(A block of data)
---------------
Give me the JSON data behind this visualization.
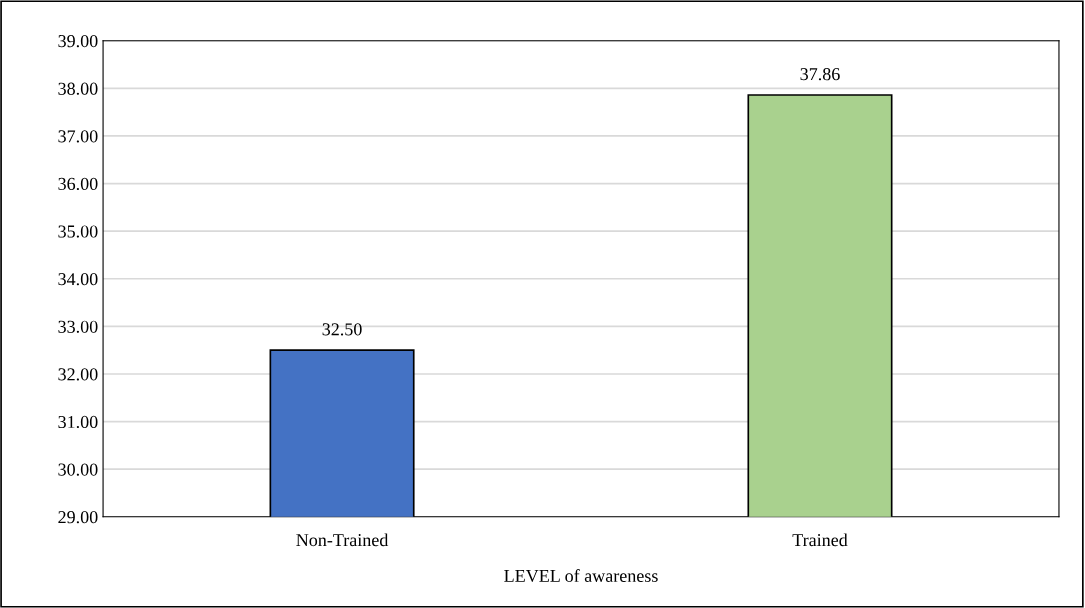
{
  "chart_data": {
    "type": "bar",
    "xlabel": "LEVEL of awareness",
    "categories": [
      "Non-Trained",
      "Trained"
    ],
    "values": [
      32.5,
      37.86
    ],
    "colors": [
      "#4472c4",
      "#a9d18e"
    ],
    "value_labels": [
      "32.50",
      "37.86"
    ],
    "ylim": [
      29,
      39
    ],
    "yticks": [
      {
        "value": 29,
        "label": "29.00"
      },
      {
        "value": 30,
        "label": "30.00"
      },
      {
        "value": 31,
        "label": "31.00"
      },
      {
        "value": 32,
        "label": "32.00"
      },
      {
        "value": 33,
        "label": "33.00"
      },
      {
        "value": 34,
        "label": "34.00"
      },
      {
        "value": 35,
        "label": "35.00"
      },
      {
        "value": 36,
        "label": "36.00"
      },
      {
        "value": 37,
        "label": "37.00"
      },
      {
        "value": 38,
        "label": "38.00"
      },
      {
        "value": 39,
        "label": "39.00"
      }
    ],
    "grid": "y"
  }
}
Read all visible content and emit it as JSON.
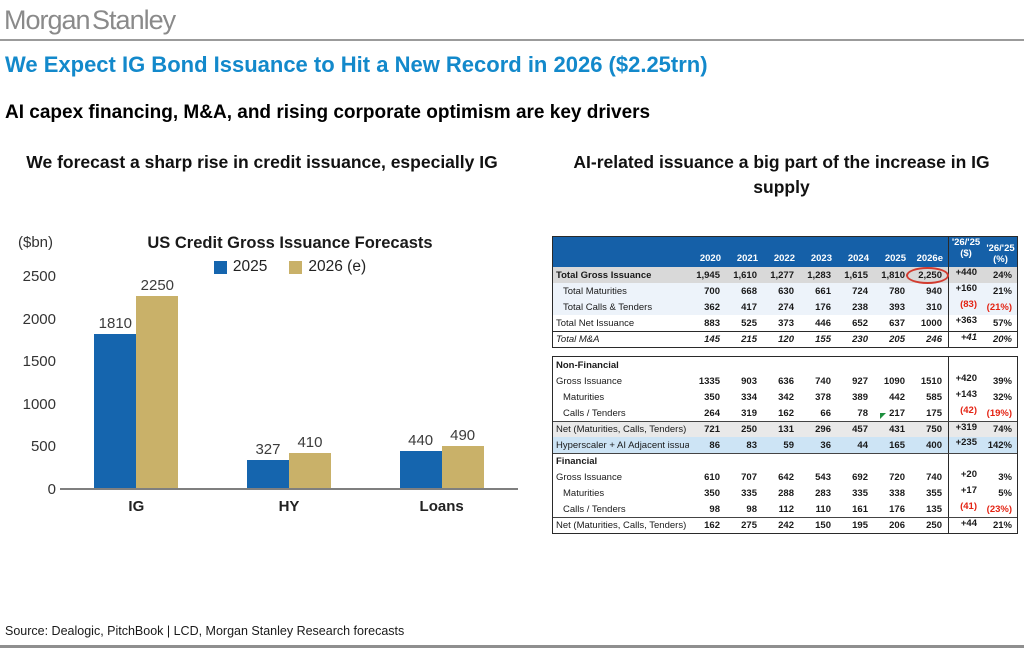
---------------
Given problem -
Reproduce every record above exactly, but leave out the pictures.

Solution -
Give me the JSON data behind this visualization.
{
  "chart_data": {
    "type": "bar",
    "xlabel": "LEVEL of awareness",
    "categories": [
      "Non-Trained",
      "Trained"
    ],
    "values": [
      32.5,
      37.86
    ],
    "colors": [
      "#4472c4",
      "#a9d18e"
    ],
    "value_labels": [
      "32.50",
      "37.86"
    ],
    "ylim": [
      29,
      39
    ],
    "yticks": [
      {
        "value": 29,
        "label": "29.00"
      },
      {
        "value": 30,
        "label": "30.00"
      },
      {
        "value": 31,
        "label": "31.00"
      },
      {
        "value": 32,
        "label": "32.00"
      },
      {
        "value": 33,
        "label": "33.00"
      },
      {
        "value": 34,
        "label": "34.00"
      },
      {
        "value": 35,
        "label": "35.00"
      },
      {
        "value": 36,
        "label": "36.00"
      },
      {
        "value": 37,
        "label": "37.00"
      },
      {
        "value": 38,
        "label": "38.00"
      },
      {
        "value": 39,
        "label": "39.00"
      }
    ],
    "grid": "y"
  }
}
Read all visible content and emit it as JSON.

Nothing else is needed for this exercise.